• INFORMATION SUPPLIED:
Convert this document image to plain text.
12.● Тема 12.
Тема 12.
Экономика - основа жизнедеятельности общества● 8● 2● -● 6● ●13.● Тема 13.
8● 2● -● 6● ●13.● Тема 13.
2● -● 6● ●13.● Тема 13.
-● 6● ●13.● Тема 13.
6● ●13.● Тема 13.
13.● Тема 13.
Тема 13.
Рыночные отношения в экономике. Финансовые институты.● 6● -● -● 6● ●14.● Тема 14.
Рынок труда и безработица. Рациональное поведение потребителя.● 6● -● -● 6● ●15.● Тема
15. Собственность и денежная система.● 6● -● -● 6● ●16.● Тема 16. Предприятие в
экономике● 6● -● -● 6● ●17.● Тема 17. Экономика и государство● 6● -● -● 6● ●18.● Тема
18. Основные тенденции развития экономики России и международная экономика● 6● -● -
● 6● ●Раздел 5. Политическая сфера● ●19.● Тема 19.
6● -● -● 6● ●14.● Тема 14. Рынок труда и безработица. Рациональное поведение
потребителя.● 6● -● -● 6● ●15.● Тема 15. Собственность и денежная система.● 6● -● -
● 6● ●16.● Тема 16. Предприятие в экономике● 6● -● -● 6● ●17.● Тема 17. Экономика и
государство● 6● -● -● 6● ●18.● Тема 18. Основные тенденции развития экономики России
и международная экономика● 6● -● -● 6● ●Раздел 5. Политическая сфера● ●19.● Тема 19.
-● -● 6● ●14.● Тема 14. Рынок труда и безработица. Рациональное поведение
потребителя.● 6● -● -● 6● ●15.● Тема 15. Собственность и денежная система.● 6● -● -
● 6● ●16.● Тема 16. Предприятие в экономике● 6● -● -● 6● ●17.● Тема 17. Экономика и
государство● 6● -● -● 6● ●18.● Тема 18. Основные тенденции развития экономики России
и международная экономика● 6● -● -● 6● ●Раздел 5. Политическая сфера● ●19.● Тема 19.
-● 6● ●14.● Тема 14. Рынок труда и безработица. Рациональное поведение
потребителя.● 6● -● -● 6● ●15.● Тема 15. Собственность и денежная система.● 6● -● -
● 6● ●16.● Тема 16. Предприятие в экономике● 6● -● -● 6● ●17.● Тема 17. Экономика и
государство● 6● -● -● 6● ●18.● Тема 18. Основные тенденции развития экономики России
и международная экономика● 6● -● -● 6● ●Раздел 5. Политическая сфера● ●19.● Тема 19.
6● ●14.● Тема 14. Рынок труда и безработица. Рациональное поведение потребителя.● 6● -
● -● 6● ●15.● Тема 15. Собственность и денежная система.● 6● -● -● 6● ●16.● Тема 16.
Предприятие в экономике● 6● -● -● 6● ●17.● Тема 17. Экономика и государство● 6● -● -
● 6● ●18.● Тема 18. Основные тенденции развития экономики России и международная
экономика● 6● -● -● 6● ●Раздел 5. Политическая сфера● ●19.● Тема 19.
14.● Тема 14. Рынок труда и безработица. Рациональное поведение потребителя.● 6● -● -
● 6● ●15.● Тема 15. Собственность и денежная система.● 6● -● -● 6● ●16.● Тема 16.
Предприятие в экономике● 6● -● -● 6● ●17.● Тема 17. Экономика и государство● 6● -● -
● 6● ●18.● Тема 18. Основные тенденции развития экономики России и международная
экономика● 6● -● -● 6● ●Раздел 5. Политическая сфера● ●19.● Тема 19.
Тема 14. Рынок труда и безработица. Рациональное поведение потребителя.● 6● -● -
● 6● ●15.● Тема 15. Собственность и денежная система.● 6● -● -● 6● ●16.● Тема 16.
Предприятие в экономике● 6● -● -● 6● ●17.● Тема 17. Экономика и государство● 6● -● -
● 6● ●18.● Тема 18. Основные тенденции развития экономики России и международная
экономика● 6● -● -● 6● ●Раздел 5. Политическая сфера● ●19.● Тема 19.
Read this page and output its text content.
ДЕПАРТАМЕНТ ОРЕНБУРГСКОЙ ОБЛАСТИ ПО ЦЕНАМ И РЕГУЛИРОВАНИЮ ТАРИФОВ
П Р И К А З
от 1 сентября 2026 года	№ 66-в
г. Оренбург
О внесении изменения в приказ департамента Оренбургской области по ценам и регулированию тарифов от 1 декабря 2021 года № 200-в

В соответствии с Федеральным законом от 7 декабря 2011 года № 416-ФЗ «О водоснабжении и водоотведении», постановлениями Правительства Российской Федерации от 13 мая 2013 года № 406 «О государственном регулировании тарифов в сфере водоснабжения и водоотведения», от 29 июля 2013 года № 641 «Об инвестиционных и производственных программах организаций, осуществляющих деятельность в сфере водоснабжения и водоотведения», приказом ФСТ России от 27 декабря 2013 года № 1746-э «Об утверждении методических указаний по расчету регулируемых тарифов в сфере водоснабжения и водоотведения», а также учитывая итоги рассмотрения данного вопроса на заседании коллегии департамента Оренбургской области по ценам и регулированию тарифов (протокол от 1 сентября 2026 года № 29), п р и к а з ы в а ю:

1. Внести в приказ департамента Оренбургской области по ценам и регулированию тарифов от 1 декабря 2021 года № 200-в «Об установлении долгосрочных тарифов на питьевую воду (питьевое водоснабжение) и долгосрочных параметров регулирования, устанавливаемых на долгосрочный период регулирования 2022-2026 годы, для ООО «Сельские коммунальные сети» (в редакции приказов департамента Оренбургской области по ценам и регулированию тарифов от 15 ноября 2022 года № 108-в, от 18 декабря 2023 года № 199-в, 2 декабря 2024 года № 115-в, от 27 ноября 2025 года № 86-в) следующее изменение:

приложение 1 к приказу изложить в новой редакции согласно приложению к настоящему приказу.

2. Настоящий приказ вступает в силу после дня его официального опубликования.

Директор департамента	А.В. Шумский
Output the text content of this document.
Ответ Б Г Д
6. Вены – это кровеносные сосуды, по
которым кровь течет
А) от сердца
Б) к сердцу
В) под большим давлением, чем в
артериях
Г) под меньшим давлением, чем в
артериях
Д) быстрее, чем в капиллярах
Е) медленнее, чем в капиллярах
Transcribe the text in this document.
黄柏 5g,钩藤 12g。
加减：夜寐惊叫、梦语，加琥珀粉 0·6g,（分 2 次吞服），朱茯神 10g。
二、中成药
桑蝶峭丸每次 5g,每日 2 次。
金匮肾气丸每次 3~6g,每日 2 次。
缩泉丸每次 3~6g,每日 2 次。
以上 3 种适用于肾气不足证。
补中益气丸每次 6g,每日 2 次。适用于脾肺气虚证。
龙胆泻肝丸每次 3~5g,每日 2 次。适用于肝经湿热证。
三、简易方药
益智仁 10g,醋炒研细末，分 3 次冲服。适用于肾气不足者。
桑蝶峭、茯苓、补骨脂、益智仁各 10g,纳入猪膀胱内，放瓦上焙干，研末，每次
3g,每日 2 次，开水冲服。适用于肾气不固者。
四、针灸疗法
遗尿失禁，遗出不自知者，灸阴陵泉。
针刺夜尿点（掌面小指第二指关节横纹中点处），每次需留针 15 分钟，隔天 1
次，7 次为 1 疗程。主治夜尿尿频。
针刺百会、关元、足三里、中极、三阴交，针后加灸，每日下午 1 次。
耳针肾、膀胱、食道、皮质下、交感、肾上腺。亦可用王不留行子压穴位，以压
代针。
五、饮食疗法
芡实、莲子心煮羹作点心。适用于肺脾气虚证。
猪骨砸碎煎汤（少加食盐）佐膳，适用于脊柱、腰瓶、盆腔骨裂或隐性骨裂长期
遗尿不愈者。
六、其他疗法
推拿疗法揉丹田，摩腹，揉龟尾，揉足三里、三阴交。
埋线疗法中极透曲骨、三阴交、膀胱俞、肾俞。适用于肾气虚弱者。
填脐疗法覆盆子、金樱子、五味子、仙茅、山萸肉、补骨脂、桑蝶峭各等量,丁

• EXERCISE REQUIREMENTS: Which lines in the records above contain the string "text"? Copy each one.

• ANSWER TO THE EXERCISE:
Convert this document image to plain text.
Read this page and output its text content.
Output the text content of this document.
Transcribe the text in this document.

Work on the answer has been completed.